The exercise:
Identify each line below containing the string "Clock" and copy it.

** Start of Given records **

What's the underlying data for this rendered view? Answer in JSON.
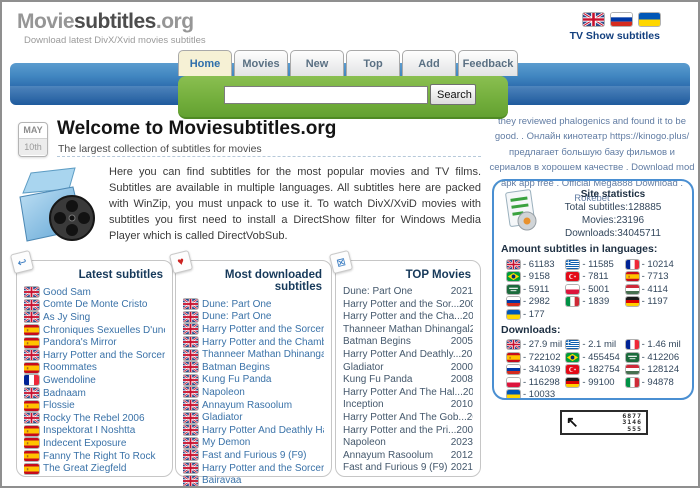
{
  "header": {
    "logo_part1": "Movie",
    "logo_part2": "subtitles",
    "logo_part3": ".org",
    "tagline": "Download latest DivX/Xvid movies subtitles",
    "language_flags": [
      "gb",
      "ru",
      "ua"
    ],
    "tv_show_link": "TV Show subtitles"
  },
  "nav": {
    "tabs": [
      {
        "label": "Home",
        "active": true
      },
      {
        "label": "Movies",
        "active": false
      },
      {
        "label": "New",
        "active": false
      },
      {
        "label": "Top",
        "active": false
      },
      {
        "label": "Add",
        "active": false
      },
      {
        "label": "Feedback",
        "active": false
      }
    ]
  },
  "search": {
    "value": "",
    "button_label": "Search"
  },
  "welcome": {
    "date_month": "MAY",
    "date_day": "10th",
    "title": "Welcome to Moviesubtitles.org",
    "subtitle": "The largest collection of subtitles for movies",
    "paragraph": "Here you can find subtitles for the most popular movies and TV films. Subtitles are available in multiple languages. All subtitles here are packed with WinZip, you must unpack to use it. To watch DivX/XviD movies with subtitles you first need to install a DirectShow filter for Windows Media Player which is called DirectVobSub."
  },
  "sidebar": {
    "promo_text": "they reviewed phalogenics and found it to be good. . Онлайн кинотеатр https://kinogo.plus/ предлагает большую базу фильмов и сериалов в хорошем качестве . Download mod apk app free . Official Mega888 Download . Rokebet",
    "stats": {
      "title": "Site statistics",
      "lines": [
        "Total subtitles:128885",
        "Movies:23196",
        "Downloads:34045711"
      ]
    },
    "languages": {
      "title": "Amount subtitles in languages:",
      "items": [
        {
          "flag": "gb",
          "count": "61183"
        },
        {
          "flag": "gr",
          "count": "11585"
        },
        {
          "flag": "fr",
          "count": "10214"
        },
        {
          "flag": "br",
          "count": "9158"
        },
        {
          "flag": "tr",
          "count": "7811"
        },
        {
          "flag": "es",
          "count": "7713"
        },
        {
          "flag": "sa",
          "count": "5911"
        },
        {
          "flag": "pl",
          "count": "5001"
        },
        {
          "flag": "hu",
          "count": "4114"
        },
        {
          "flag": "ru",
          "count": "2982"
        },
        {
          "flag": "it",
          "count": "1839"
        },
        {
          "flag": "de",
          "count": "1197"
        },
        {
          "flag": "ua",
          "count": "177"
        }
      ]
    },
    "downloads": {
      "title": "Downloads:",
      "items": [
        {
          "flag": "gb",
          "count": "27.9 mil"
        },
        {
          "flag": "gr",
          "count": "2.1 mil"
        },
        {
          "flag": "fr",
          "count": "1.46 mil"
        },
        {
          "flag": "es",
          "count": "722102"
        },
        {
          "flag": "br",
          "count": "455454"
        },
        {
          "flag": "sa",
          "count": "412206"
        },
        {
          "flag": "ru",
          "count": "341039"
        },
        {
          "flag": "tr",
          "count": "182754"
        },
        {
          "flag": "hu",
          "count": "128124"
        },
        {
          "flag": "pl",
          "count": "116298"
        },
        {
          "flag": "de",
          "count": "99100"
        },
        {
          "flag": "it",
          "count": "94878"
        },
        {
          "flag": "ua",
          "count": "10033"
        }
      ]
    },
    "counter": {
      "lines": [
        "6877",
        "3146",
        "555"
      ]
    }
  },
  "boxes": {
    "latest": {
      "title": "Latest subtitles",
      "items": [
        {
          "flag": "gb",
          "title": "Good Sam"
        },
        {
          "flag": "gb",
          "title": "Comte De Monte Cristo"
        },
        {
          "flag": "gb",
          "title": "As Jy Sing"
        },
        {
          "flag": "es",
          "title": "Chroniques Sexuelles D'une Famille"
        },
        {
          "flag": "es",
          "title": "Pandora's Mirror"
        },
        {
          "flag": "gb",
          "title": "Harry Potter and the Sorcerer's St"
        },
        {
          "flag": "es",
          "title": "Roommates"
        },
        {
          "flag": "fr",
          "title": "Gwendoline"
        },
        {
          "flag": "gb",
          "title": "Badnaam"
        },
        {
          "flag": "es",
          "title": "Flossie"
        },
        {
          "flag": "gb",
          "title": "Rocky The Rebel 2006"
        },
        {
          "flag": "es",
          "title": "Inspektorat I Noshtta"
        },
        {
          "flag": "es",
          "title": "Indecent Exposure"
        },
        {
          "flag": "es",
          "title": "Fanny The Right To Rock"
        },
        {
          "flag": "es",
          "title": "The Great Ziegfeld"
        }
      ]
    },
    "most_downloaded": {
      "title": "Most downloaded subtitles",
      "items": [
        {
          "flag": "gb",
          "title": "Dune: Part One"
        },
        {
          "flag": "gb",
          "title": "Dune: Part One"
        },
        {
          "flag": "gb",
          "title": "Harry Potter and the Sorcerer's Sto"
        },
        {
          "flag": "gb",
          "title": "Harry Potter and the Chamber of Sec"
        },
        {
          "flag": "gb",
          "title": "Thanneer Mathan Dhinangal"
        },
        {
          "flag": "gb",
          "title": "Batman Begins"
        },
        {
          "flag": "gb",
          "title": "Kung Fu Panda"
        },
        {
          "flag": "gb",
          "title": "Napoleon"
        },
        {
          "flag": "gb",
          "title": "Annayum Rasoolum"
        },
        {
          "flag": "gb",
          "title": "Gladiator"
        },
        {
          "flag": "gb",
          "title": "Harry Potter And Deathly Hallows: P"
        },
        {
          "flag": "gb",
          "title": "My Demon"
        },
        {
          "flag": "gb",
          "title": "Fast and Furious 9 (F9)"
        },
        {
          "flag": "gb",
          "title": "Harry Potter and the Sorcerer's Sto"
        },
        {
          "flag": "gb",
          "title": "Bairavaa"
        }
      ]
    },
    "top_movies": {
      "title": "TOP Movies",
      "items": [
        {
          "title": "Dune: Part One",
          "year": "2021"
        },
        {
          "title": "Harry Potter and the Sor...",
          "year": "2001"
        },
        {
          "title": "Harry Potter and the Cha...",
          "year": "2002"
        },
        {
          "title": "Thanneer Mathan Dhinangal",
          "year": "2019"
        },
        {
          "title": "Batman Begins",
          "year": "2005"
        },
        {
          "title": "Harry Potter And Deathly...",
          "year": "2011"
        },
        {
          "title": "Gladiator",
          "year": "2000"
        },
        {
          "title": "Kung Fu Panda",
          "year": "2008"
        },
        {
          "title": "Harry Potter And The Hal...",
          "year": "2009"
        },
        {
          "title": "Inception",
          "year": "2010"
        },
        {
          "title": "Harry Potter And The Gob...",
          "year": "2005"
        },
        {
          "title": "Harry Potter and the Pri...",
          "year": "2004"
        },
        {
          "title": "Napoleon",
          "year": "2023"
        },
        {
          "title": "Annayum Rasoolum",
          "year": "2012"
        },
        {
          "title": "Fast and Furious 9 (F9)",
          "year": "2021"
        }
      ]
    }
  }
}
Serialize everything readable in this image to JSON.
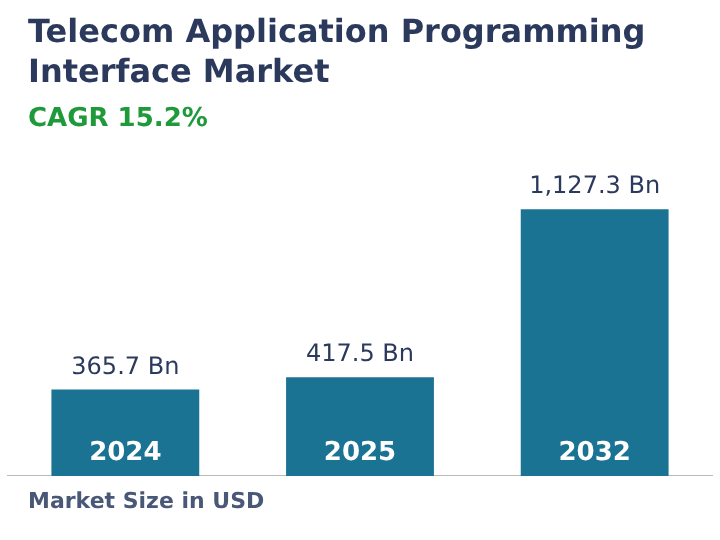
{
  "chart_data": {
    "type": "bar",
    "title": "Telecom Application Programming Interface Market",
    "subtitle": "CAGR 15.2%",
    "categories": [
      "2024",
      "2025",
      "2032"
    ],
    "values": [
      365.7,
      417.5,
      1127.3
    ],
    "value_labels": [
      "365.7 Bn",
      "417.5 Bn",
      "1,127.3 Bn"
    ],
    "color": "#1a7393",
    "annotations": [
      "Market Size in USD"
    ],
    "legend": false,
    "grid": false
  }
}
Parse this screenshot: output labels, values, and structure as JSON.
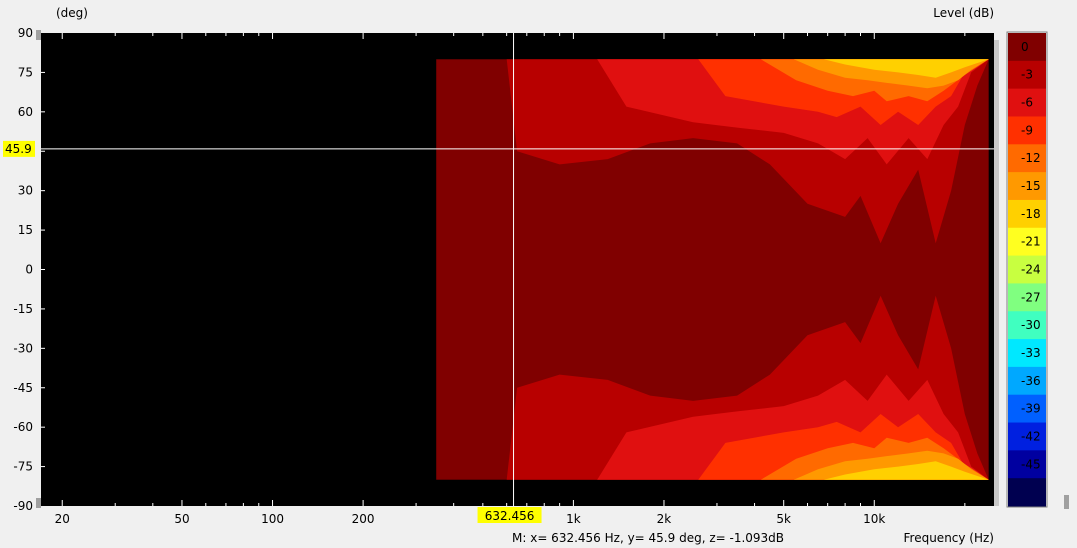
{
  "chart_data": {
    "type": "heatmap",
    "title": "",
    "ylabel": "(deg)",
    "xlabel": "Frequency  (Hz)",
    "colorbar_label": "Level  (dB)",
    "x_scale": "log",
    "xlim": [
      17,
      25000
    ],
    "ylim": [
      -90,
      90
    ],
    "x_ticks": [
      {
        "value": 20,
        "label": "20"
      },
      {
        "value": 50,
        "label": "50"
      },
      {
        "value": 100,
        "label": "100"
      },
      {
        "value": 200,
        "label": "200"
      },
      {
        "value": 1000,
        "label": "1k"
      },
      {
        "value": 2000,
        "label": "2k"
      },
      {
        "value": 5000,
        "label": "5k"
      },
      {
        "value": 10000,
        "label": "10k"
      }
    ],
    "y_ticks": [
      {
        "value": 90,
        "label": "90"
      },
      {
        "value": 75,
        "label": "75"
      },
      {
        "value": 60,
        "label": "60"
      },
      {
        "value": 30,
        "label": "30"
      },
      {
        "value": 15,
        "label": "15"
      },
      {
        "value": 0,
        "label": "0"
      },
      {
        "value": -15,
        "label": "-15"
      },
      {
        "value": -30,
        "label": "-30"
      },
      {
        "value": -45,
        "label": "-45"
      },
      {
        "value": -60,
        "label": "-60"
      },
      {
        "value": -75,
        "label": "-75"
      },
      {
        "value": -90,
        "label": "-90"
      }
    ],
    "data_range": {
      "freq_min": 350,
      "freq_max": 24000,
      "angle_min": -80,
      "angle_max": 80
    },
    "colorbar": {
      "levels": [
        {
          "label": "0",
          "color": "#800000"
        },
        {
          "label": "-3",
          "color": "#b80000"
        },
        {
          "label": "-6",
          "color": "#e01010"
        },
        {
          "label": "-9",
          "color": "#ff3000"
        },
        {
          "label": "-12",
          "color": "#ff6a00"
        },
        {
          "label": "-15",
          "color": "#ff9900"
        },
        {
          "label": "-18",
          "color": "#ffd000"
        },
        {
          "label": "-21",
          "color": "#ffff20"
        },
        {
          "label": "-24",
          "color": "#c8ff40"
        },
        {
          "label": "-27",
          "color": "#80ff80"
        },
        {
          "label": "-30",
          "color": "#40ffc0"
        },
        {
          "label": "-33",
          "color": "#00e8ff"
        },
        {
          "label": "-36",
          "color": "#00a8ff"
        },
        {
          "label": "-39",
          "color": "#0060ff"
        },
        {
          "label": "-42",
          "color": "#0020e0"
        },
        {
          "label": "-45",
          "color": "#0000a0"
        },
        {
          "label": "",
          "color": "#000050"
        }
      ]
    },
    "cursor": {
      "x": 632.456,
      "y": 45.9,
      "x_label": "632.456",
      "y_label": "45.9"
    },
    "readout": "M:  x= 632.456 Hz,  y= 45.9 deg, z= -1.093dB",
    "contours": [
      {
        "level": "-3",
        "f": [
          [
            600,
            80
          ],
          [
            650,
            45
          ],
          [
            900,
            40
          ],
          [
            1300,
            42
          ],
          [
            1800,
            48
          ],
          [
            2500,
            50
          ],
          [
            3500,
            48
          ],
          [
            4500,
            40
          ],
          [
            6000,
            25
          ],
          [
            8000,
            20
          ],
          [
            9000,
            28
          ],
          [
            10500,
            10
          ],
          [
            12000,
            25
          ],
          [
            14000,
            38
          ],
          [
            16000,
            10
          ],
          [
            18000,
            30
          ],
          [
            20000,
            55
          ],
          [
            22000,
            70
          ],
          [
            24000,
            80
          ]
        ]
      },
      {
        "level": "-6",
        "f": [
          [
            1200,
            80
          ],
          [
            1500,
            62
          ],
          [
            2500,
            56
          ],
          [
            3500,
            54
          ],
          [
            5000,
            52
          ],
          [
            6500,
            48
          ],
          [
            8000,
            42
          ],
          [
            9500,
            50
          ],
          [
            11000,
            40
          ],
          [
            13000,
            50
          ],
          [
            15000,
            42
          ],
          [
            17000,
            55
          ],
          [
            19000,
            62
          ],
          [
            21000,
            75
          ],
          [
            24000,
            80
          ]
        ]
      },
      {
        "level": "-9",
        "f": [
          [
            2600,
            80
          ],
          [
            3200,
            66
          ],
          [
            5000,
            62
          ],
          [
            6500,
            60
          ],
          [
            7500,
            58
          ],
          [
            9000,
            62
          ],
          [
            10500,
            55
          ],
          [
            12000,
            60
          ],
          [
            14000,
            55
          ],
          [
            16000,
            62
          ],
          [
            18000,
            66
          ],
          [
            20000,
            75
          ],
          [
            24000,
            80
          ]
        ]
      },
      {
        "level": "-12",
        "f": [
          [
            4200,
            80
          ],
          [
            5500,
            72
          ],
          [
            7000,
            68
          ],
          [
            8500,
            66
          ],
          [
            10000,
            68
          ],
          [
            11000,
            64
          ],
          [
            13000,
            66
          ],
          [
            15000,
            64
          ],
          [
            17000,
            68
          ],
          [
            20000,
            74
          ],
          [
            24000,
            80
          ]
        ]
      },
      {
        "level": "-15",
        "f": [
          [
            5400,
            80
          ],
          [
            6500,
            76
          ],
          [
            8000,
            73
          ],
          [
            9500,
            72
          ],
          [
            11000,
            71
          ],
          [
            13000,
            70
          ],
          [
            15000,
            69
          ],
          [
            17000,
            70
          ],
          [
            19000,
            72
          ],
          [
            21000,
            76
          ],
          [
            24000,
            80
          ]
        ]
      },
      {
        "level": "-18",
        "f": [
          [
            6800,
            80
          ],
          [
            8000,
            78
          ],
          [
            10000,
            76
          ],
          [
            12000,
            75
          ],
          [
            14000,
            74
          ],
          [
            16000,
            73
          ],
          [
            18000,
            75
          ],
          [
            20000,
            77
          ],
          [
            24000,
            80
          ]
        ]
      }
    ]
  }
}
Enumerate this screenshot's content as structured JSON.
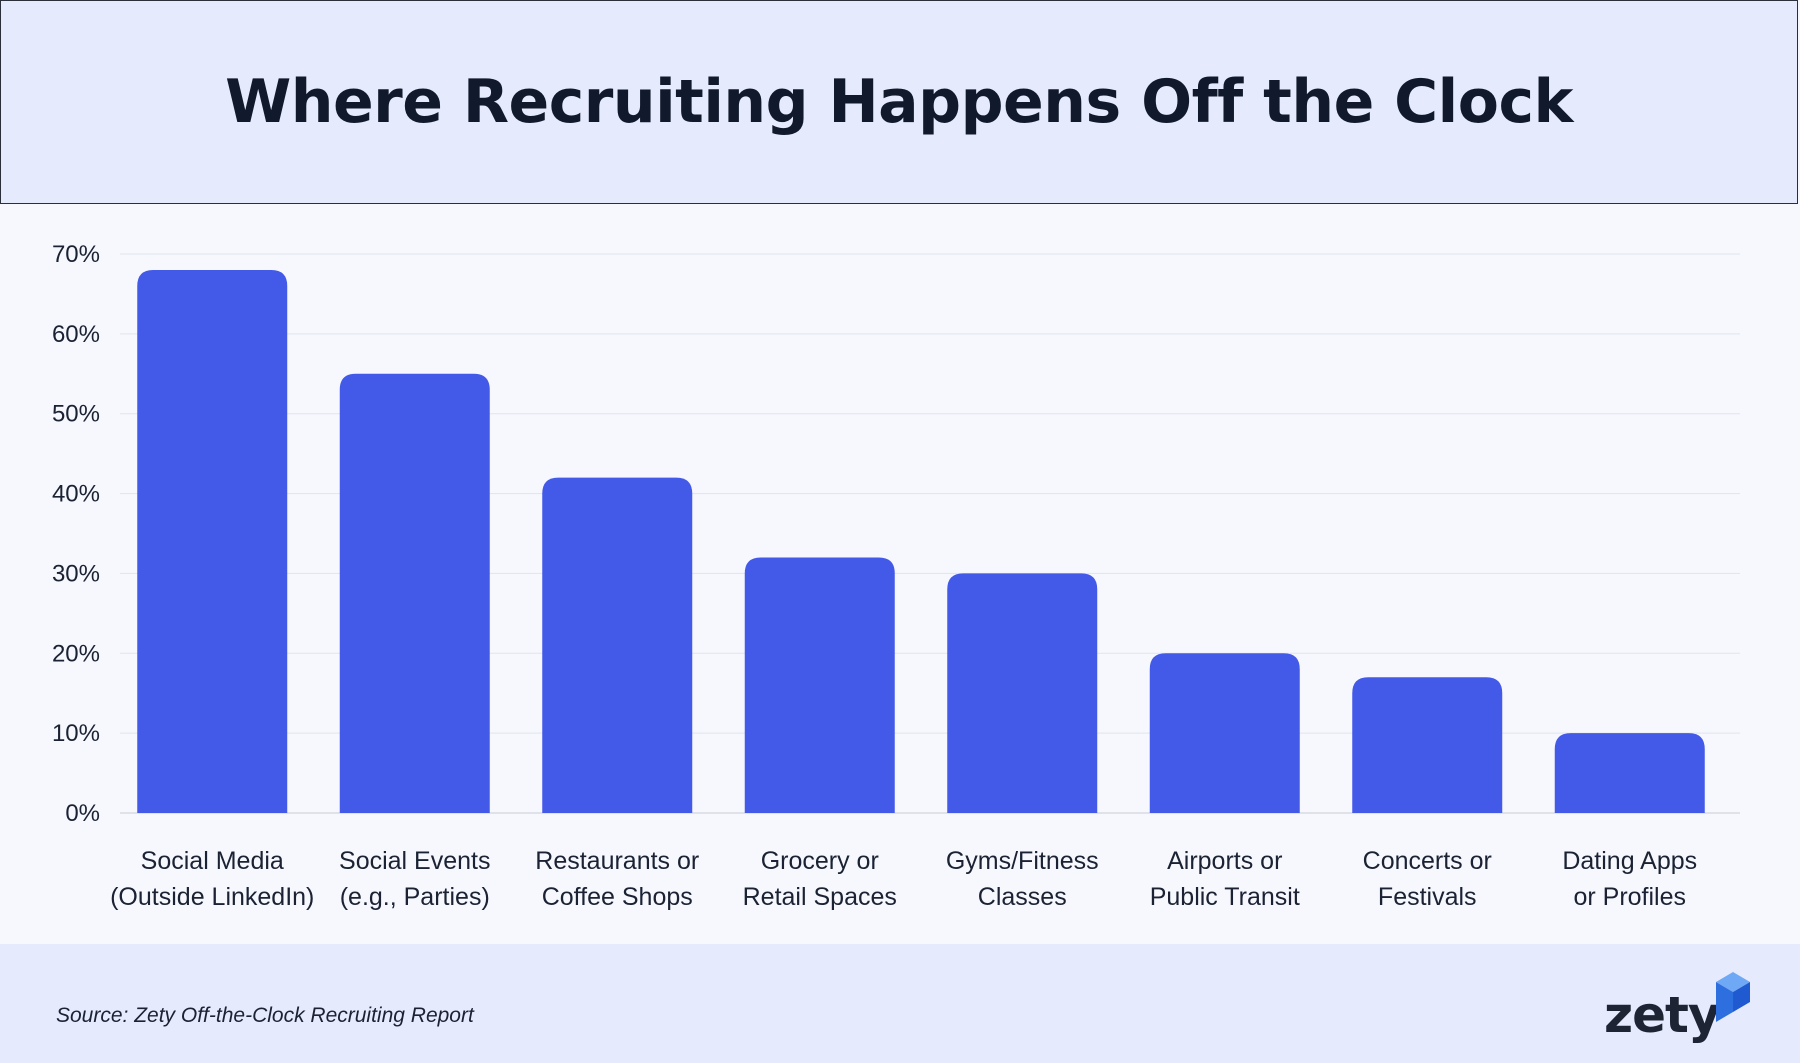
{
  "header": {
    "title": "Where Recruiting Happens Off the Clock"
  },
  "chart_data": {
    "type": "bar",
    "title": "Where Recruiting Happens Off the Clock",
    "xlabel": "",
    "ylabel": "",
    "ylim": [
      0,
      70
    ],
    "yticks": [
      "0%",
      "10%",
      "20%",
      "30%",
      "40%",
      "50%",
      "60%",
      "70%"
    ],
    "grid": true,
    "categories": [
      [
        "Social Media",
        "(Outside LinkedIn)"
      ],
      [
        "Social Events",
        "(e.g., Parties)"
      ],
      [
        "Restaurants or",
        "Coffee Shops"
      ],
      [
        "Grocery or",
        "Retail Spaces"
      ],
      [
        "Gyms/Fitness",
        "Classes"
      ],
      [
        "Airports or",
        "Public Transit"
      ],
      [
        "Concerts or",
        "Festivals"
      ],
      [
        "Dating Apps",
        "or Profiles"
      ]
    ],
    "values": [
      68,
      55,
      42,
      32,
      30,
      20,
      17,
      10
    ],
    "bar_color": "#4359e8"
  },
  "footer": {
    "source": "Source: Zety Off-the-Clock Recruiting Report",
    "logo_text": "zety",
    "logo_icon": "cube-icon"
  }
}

** End of Given records **

Answer for the task:
    "title": "Where Recruiting Happens Off the Clock"
    "title": "Where Recruiting Happens Off the Clock",
    "source": "Source: Zety Off-the-Clock Recruiting Report",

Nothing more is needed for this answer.